What is needed
Output each entry exactly; skip nothing.

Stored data

##########

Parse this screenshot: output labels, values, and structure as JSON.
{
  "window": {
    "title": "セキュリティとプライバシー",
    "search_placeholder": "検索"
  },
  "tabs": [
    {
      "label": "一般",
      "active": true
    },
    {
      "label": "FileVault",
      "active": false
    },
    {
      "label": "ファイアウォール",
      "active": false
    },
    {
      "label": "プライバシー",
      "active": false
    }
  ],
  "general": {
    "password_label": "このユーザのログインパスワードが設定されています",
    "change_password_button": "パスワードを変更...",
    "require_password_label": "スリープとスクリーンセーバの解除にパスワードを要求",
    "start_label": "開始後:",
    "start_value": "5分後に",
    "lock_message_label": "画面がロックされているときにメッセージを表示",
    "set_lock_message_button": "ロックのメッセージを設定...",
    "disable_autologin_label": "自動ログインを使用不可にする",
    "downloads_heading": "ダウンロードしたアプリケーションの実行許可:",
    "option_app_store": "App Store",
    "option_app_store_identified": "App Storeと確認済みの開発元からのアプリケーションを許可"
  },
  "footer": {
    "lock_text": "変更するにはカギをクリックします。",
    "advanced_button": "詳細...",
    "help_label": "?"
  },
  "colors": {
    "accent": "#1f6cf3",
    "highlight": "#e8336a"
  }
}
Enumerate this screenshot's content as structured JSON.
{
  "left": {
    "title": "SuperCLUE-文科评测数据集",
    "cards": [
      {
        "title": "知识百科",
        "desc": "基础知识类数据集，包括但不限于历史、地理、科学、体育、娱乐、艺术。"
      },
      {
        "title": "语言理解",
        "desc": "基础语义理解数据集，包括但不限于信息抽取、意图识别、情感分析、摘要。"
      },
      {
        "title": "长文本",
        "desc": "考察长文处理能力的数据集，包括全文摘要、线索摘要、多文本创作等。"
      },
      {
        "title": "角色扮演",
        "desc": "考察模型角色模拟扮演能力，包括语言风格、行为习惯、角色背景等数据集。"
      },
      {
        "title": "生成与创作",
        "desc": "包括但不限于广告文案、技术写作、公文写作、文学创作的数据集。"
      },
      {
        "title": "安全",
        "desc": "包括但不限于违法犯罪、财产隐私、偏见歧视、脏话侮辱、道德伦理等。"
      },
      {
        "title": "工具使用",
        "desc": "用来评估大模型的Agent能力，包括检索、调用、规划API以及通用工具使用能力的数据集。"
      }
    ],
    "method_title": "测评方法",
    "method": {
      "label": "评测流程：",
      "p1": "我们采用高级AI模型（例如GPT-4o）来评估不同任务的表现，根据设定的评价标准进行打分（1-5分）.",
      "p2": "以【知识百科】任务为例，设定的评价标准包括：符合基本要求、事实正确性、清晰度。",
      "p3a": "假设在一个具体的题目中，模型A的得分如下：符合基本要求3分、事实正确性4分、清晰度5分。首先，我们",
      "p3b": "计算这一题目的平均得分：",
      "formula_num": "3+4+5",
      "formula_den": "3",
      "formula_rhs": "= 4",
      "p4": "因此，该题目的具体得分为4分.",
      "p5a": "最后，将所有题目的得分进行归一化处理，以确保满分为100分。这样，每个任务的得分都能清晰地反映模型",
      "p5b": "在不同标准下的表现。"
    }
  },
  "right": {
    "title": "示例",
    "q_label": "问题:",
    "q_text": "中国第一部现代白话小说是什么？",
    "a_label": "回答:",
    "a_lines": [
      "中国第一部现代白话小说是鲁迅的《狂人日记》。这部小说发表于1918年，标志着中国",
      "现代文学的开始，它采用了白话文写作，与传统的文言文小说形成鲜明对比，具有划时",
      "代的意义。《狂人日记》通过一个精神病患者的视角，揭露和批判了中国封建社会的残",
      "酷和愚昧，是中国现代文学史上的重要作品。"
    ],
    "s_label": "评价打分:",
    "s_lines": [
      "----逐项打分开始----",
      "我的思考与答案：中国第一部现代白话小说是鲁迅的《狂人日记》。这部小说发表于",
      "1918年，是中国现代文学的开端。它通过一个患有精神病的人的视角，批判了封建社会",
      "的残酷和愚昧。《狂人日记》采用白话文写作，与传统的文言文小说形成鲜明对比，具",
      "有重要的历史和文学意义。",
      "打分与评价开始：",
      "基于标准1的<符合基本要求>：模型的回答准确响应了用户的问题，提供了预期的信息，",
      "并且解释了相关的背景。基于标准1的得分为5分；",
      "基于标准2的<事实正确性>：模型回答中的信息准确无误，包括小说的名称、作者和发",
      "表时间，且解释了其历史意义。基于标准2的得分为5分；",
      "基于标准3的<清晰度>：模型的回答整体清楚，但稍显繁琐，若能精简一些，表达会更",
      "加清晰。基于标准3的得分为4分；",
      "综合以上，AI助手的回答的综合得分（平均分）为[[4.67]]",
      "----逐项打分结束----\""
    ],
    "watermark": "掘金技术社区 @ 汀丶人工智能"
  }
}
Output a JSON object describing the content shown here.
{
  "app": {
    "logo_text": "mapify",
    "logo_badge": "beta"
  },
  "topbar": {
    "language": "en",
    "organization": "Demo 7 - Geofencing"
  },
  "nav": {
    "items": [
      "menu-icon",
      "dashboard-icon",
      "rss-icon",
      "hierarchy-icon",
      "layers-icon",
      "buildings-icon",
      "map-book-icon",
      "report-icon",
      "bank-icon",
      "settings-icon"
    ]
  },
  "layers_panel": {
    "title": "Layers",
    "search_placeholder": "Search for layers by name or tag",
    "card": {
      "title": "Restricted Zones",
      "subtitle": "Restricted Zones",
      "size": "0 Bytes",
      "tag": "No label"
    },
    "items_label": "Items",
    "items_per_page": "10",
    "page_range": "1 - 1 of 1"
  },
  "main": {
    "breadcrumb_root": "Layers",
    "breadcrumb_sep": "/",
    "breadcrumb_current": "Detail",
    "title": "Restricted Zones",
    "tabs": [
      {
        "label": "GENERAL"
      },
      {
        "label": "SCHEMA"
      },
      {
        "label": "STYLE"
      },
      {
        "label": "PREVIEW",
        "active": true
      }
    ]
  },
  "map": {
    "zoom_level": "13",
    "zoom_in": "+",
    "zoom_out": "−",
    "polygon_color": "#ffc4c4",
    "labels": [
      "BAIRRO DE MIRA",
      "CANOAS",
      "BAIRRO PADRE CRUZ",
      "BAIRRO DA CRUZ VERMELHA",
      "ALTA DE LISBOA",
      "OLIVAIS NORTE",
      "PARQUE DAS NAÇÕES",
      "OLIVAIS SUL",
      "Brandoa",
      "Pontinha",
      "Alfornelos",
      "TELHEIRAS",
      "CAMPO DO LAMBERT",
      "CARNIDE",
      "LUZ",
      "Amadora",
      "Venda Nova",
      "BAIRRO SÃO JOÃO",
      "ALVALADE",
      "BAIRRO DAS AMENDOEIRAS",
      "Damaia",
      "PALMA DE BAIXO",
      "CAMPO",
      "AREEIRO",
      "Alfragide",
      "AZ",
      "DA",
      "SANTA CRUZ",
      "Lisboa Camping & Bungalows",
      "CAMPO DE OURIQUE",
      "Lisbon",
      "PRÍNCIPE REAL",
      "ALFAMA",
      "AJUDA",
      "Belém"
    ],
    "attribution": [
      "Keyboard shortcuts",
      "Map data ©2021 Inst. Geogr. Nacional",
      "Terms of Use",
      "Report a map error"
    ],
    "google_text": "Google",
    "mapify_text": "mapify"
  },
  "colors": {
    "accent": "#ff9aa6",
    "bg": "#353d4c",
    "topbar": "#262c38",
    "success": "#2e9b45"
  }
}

##########

Result below
Parse this screenshot: output labels, values, and structure as JSON.
{
  "window": {
    "title": "セキュリティとプライバシー",
    "search_placeholder": "検索"
  },
  "tabs": [
    {
      "label": "一般",
      "active": true
    },
    {
      "label": "FileVault",
      "active": false
    },
    {
      "label": "ファイアウォール",
      "active": false
    },
    {
      "label": "プライバシー",
      "active": false
    }
  ],
  "general": {
    "password_label": "このユーザのログインパスワードが設定されています",
    "change_password_button": "パスワードを変更...",
    "require_password_label": "スリープとスクリーンセーバの解除にパスワードを要求",
    "start_label": "開始後:",
    "start_value": "5分後に",
    "lock_message_label": "画面がロックされているときにメッセージを表示",
    "set_lock_message_button": "ロックのメッセージを設定...",
    "disable_autologin_label": "自動ログインを使用不可にする",
    "downloads_heading": "ダウンロードしたアプリケーションの実行許可:",
    "option_app_store": "App Store",
    "option_app_store_identified": "App Storeと確認済みの開発元からのアプリケーションを許可"
  },
  "footer": {
    "lock_text": "変更するにはカギをクリックします。",
    "advanced_button": "詳細...",
    "help_label": "?"
  },
  "colors": {
    "accent": "#1f6cf3",
    "highlight": "#e8336a"
  }
}
Enumerate this screenshot's content as structured JSON.
{
  "left": {
    "title": "SuperCLUE-文科评测数据集",
    "cards": [
      {
        "title": "知识百科",
        "desc": "基础知识类数据集，包括但不限于历史、地理、科学、体育、娱乐、艺术。"
      },
      {
        "title": "语言理解",
        "desc": "基础语义理解数据集，包括但不限于信息抽取、意图识别、情感分析、摘要。"
      },
      {
        "title": "长文本",
        "desc": "考察长文处理能力的数据集，包括全文摘要、线索摘要、多文本创作等。"
      },
      {
        "title": "角色扮演",
        "desc": "考察模型角色模拟扮演能力，包括语言风格、行为习惯、角色背景等数据集。"
      },
      {
        "title": "生成与创作",
        "desc": "包括但不限于广告文案、技术写作、公文写作、文学创作的数据集。"
      },
      {
        "title": "安全",
        "desc": "包括但不限于违法犯罪、财产隐私、偏见歧视、脏话侮辱、道德伦理等。"
      },
      {
        "title": "工具使用",
        "desc": "用来评估大模型的Agent能力，包括检索、调用、规划API以及通用工具使用能力的数据集。"
      }
    ],
    "method_title": "测评方法",
    "method": {
      "label": "评测流程：",
      "p1": "我们采用高级AI模型（例如GPT-4o）来评估不同任务的表现，根据设定的评价标准进行打分（1-5分）.",
      "p2": "以【知识百科】任务为例，设定的评价标准包括：符合基本要求、事实正确性、清晰度。",
      "p3a": "假设在一个具体的题目中，模型A的得分如下：符合基本要求3分、事实正确性4分、清晰度5分。首先，我们",
      "p3b": "计算这一题目的平均得分：",
      "formula_num": "3+4+5",
      "formula_den": "3",
      "formula_rhs": "= 4",
      "p4": "因此，该题目的具体得分为4分.",
      "p5a": "最后，将所有题目的得分进行归一化处理，以确保满分为100分。这样，每个任务的得分都能清晰地反映模型",
      "p5b": "在不同标准下的表现。"
    }
  },
  "right": {
    "title": "示例",
    "q_label": "问题:",
    "q_text": "中国第一部现代白话小说是什么？",
    "a_label": "回答:",
    "a_lines": [
      "中国第一部现代白话小说是鲁迅的《狂人日记》。这部小说发表于1918年，标志着中国",
      "现代文学的开始，它采用了白话文写作，与传统的文言文小说形成鲜明对比，具有划时",
      "代的意义。《狂人日记》通过一个精神病患者的视角，揭露和批判了中国封建社会的残",
      "酷和愚昧，是中国现代文学史上的重要作品。"
    ],
    "s_label": "评价打分:",
    "s_lines": [
      "----逐项打分开始----",
      "我的思考与答案：中国第一部现代白话小说是鲁迅的《狂人日记》。这部小说发表于",
      "1918年，是中国现代文学的开端。它通过一个患有精神病的人的视角，批判了封建社会",
      "的残酷和愚昧。《狂人日记》采用白话文写作，与传统的文言文小说形成鲜明对比，具",
      "有重要的历史和文学意义。",
      "打分与评价开始：",
      "基于标准1的<符合基本要求>：模型的回答准确响应了用户的问题，提供了预期的信息，",
      "并且解释了相关的背景。基于标准1的得分为5分；",
      "基于标准2的<事实正确性>：模型回答中的信息准确无误，包括小说的名称、作者和发",
      "表时间，且解释了其历史意义。基于标准2的得分为5分；",
      "基于标准3的<清晰度>：模型的回答整体清楚，但稍显繁琐，若能精简一些，表达会更",
      "加清晰。基于标准3的得分为4分；",
      "综合以上，AI助手的回答的综合得分（平均分）为[[4.67]]",
      "----逐项打分结束----\""
    ],
    "watermark": "掘金技术社区 @ 汀丶人工智能"
  }
}
Output a JSON object describing the content shown here.
{
  "app": {
    "logo_text": "mapify",
    "logo_badge": "beta"
  },
  "topbar": {
    "language": "en",
    "organization": "Demo 7 - Geofencing"
  },
  "nav": {
    "items": [
      "menu-icon",
      "dashboard-icon",
      "rss-icon",
      "hierarchy-icon",
      "layers-icon",
      "buildings-icon",
      "map-book-icon",
      "report-icon",
      "bank-icon",
      "settings-icon"
    ]
  },
  "layers_panel": {
    "title": "Layers",
    "search_placeholder": "Search for layers by name or tag",
    "card": {
      "title": "Restricted Zones",
      "subtitle": "Restricted Zones",
      "size": "0 Bytes",
      "tag": "No label"
    },
    "items_label": "Items",
    "items_per_page": "10",
    "page_range": "1 - 1 of 1"
  },
  "main": {
    "breadcrumb_root": "Layers",
    "breadcrumb_sep": "/",
    "breadcrumb_current": "Detail",
    "title": "Restricted Zones",
    "tabs": [
      {
        "label": "GENERAL"
      },
      {
        "label": "SCHEMA"
      },
      {
        "label": "STYLE"
      },
      {
        "label": "PREVIEW",
        "active": true
      }
    ]
  },
  "map": {
    "zoom_level": "13",
    "zoom_in": "+",
    "zoom_out": "−",
    "polygon_color": "#ffc4c4",
    "labels": [
      "BAIRRO DE MIRA",
      "CANOAS",
      "BAIRRO PADRE CRUZ",
      "BAIRRO DA CRUZ VERMELHA",
      "ALTA DE LISBOA",
      "OLIVAIS NORTE",
      "PARQUE DAS NAÇÕES",
      "OLIVAIS SUL",
      "Brandoa",
      "Pontinha",
      "Alfornelos",
      "TELHEIRAS",
      "CAMPO DO LAMBERT",
      "CARNIDE",
      "LUZ",
      "Amadora",
      "Venda Nova",
      "BAIRRO SÃO JOÃO",
      "ALVALADE",
      "BAIRRO DAS AMENDOEIRAS",
      "Damaia",
      "PALMA DE BAIXO",
      "CAMPO",
      "AREEIRO",
      "Alfragide",
      "AZ",
      "DA",
      "SANTA CRUZ",
      "Lisboa Camping & Bungalows",
      "CAMPO DE OURIQUE",
      "Lisbon",
      "PRÍNCIPE REAL",
      "ALFAMA",
      "AJUDA",
      "Belém"
    ],
    "attribution": [
      "Keyboard shortcuts",
      "Map data ©2021 Inst. Geogr. Nacional",
      "Terms of Use",
      "Report a map error"
    ],
    "google_text": "Google",
    "mapify_text": "mapify"
  },
  "colors": {
    "accent": "#ff9aa6",
    "bg": "#353d4c",
    "topbar": "#262c38",
    "success": "#2e9b45"
  }
}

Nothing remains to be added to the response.